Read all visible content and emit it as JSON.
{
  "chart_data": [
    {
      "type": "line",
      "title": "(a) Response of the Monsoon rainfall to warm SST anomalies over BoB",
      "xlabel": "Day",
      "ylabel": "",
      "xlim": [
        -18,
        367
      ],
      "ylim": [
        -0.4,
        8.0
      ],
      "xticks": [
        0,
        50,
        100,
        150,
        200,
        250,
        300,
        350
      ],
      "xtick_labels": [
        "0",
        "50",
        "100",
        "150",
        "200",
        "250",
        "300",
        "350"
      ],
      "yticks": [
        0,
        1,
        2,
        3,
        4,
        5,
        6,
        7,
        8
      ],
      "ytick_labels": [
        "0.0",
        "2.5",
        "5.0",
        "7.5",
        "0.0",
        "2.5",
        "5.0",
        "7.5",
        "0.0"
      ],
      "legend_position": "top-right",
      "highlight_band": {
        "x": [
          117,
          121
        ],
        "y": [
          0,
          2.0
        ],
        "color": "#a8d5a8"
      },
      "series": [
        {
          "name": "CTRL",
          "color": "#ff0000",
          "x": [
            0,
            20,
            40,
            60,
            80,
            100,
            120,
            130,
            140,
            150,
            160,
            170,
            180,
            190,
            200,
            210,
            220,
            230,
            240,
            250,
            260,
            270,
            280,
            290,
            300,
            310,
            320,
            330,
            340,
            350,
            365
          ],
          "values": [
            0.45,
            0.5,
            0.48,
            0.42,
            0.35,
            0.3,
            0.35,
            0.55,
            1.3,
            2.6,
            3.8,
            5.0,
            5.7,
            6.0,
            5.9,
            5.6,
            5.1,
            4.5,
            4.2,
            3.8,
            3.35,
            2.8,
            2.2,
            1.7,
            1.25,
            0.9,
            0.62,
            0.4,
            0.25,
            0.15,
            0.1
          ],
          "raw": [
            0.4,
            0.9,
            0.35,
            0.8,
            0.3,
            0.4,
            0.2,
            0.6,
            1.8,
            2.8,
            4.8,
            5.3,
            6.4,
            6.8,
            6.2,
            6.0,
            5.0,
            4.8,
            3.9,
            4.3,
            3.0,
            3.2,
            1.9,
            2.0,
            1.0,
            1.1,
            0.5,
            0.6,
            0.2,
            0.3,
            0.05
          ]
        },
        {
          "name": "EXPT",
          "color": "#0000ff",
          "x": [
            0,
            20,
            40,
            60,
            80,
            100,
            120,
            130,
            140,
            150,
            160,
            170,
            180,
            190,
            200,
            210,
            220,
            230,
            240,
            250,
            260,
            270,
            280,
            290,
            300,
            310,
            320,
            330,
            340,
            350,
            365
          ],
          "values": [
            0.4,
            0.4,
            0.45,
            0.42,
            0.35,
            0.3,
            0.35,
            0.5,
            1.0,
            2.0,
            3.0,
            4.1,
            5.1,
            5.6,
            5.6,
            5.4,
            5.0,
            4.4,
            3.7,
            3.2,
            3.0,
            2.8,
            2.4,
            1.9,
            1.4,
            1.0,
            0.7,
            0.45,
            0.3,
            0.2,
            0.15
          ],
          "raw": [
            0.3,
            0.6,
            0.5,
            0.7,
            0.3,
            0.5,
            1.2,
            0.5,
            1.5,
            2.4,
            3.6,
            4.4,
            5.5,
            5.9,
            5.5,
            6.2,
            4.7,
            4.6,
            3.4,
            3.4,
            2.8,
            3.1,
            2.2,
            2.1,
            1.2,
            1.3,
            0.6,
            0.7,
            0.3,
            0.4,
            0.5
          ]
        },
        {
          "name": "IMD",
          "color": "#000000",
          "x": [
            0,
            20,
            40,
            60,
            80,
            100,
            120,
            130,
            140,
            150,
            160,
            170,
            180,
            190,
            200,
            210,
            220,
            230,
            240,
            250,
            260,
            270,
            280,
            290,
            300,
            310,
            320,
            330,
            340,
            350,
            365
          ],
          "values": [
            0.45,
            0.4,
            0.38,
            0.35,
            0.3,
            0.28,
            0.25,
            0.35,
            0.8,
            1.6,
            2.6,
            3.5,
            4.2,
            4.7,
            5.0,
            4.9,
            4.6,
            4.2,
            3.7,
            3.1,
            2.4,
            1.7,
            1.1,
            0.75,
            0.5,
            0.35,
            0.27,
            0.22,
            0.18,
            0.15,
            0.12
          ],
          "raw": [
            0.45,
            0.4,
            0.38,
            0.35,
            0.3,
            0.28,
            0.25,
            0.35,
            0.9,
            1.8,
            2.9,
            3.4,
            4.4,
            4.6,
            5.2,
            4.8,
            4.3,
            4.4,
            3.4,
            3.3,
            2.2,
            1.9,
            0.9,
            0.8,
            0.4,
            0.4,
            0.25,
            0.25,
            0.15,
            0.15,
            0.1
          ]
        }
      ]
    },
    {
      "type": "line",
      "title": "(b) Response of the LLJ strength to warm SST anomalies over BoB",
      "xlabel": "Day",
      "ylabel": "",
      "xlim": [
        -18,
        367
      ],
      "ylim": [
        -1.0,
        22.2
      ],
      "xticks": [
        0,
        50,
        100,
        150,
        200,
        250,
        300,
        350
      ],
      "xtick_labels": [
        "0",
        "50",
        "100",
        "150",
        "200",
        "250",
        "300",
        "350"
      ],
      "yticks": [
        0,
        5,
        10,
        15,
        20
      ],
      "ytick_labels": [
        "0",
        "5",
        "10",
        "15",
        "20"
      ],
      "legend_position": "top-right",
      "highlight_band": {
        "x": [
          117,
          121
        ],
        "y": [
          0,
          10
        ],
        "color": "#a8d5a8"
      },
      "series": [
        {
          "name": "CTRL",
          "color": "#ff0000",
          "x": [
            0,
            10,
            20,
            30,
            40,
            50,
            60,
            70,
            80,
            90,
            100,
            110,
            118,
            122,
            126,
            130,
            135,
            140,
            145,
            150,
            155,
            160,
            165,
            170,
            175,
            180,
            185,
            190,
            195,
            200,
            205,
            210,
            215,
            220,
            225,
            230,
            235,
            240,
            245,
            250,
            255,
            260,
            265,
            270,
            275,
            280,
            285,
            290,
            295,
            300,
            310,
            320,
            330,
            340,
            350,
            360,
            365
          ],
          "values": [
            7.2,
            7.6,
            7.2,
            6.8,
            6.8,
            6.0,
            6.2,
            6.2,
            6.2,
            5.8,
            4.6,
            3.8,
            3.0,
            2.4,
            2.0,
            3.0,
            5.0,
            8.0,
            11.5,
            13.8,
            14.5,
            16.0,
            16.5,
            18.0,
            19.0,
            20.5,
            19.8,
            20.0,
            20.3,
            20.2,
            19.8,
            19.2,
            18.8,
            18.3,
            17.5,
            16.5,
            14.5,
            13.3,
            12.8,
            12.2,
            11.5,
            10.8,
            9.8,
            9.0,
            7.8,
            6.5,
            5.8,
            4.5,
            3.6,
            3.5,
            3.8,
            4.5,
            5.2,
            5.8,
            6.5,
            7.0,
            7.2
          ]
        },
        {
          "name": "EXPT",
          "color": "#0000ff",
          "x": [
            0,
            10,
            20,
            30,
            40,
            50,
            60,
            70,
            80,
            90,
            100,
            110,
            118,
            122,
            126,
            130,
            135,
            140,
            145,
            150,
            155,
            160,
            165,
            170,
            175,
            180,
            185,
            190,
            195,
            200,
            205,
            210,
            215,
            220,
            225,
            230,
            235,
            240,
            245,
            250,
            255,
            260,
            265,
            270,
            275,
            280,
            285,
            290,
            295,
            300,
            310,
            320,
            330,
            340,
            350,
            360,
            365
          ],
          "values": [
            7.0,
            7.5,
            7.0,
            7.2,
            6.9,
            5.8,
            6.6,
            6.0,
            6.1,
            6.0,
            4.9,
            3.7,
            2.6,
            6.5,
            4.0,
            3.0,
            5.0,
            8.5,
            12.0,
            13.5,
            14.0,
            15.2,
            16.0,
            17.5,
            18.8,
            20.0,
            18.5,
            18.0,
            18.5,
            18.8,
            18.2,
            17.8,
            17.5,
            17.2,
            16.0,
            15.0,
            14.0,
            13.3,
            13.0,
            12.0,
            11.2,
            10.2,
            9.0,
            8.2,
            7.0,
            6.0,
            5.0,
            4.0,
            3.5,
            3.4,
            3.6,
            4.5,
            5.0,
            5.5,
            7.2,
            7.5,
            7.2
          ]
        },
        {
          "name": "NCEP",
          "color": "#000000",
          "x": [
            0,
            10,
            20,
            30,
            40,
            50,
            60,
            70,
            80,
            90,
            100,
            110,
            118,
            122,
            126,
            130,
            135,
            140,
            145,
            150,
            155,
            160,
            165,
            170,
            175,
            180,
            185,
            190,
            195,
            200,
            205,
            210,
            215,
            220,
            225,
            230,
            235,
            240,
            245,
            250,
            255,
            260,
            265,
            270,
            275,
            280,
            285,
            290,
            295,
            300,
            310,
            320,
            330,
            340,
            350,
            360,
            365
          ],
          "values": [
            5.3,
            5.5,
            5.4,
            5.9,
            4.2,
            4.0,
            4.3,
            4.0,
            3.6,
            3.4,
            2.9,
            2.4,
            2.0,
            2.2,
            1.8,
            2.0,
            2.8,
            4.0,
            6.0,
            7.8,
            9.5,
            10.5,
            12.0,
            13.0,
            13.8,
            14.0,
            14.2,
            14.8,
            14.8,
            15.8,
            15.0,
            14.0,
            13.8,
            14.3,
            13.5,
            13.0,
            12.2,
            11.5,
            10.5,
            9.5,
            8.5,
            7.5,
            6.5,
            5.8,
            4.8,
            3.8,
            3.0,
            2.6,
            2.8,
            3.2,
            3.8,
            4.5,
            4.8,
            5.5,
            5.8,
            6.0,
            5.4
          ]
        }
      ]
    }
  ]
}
++++++++++++++++++++
[What the exercise asks] Where a line holds the string "warm", copy that line.

[Result of the exercise]
      "title": "(a) Response of the Monsoon rainfall to warm SST anomalies over BoB",
      "title": "(b) Response of the LLJ strength to warm SST anomalies over BoB",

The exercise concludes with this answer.